[Dataset rows]

________

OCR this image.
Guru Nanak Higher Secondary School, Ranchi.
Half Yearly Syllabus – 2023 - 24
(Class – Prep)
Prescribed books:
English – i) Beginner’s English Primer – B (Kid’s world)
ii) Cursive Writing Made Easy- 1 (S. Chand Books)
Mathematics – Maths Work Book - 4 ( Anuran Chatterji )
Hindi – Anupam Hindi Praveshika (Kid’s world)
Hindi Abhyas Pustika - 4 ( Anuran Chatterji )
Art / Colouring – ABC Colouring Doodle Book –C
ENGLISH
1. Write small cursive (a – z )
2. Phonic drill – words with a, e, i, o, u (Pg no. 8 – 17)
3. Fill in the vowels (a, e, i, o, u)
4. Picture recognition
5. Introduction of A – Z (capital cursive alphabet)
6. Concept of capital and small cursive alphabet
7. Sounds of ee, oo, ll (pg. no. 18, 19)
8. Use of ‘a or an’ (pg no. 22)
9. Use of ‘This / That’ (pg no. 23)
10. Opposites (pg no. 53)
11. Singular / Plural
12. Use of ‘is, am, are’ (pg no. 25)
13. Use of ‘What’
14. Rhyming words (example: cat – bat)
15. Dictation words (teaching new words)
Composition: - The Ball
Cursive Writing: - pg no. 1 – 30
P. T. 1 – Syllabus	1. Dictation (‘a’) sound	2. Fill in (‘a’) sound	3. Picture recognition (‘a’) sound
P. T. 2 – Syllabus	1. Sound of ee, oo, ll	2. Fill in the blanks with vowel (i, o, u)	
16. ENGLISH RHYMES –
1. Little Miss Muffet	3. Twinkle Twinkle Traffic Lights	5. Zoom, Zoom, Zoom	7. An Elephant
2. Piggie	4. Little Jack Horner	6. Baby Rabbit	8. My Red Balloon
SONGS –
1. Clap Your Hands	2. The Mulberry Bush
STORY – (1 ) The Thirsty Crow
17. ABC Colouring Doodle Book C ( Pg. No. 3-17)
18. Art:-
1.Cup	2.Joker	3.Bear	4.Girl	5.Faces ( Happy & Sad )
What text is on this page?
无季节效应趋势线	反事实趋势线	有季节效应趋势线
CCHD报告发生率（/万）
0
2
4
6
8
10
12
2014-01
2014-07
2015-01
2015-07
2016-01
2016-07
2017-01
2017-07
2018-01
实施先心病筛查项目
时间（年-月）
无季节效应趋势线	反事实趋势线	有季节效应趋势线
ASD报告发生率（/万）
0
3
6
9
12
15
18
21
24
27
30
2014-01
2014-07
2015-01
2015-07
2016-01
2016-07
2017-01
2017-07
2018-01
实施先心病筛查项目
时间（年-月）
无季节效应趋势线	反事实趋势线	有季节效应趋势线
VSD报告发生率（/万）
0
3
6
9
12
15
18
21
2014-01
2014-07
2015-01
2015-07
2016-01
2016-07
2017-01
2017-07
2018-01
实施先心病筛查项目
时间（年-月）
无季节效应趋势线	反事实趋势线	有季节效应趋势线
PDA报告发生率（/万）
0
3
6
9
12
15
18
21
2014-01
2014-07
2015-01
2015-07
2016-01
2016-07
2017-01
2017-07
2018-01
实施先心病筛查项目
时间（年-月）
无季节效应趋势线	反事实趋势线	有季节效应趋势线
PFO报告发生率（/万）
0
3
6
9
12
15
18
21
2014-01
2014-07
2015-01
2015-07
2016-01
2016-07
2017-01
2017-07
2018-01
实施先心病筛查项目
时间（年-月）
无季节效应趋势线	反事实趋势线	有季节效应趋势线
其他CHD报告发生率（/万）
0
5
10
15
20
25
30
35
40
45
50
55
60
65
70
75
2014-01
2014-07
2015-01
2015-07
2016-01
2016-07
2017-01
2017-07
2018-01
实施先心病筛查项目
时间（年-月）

________

— What needs to be done —
Each record above should be returned exactly as it appears.

— Answer for the task —
OCR this image.
Guru Nanak Higher Secondary School, Ranchi.
Half Yearly Syllabus – 2023 - 24
(Class – Prep)
Prescribed books:
English – i) Beginner’s English Primer – B (Kid’s world)
ii) Cursive Writing Made Easy- 1 (S. Chand Books)
Mathematics – Maths Work Book - 4 ( Anuran Chatterji )
Hindi – Anupam Hindi Praveshika (Kid’s world)
Hindi Abhyas Pustika - 4 ( Anuran Chatterji )
Art / Colouring – ABC Colouring Doodle Book –C
ENGLISH
1. Write small cursive (a – z )
2. Phonic drill – words with a, e, i, o, u (Pg no. 8 – 17)
3. Fill in the vowels (a, e, i, o, u)
4. Picture recognition
5. Introduction of A – Z (capital cursive alphabet)
6. Concept of capital and small cursive alphabet
7. Sounds of ee, oo, ll (pg. no. 18, 19)
8. Use of ‘a or an’ (pg no. 22)
9. Use of ‘This / That’ (pg no. 23)
10. Opposites (pg no. 53)
11. Singular / Plural
12. Use of ‘is, am, are’ (pg no. 25)
13. Use of ‘What’
14. Rhyming words (example: cat – bat)
15. Dictation words (teaching new words)
Composition: - The Ball
Cursive Writing: - pg no. 1 – 30
P. T. 1 – Syllabus	1. Dictation (‘a’) sound	2. Fill in (‘a’) sound	3. Picture recognition (‘a’) sound
P. T. 2 – Syllabus	1. Sound of ee, oo, ll	2. Fill in the blanks with vowel (i, o, u)	
16. ENGLISH RHYMES –
1. Little Miss Muffet	3. Twinkle Twinkle Traffic Lights	5. Zoom, Zoom, Zoom	7. An Elephant
2. Piggie	4. Little Jack Horner	6. Baby Rabbit	8. My Red Balloon
SONGS –
1. Clap Your Hands	2. The Mulberry Bush
STORY – (1 ) The Thirsty Crow
17. ABC Colouring Doodle Book C ( Pg. No. 3-17)
18. Art:-
1.Cup	2.Joker	3.Bear	4.Girl	5.Faces ( Happy & Sad )
What text is on this page?
无季节效应趋势线	反事实趋势线	有季节效应趋势线
CCHD报告发生率（/万）
0
2
4
6
8
10
12
2014-01
2014-07
2015-01
2015-07
2016-01
2016-07
2017-01
2017-07
2018-01
实施先心病筛查项目
时间（年-月）
无季节效应趋势线	反事实趋势线	有季节效应趋势线
ASD报告发生率（/万）
0
3
6
9
12
15
18
21
24
27
30
2014-01
2014-07
2015-01
2015-07
2016-01
2016-07
2017-01
2017-07
2018-01
实施先心病筛查项目
时间（年-月）
无季节效应趋势线	反事实趋势线	有季节效应趋势线
VSD报告发生率（/万）
0
3
6
9
12
15
18
21
2014-01
2014-07
2015-01
2015-07
2016-01
2016-07
2017-01
2017-07
2018-01
实施先心病筛查项目
时间（年-月）
无季节效应趋势线	反事实趋势线	有季节效应趋势线
PDA报告发生率（/万）
0
3
6
9
12
15
18
21
2014-01
2014-07
2015-01
2015-07
2016-01
2016-07
2017-01
2017-07
2018-01
实施先心病筛查项目
时间（年-月）
无季节效应趋势线	反事实趋势线	有季节效应趋势线
PFO报告发生率（/万）
0
3
6
9
12
15
18
21
2014-01
2014-07
2015-01
2015-07
2016-01
2016-07
2017-01
2017-07
2018-01
实施先心病筛查项目
时间（年-月）
无季节效应趋势线	反事实趋势线	有季节效应趋势线
其他CHD报告发生率（/万）
0
5
10
15
20
25
30
35
40
45
50
55
60
65
70
75
2014-01
2014-07
2015-01
2015-07
2016-01
2016-07
2017-01
2017-07
2018-01
实施先心病筛查项目
时间（年-月）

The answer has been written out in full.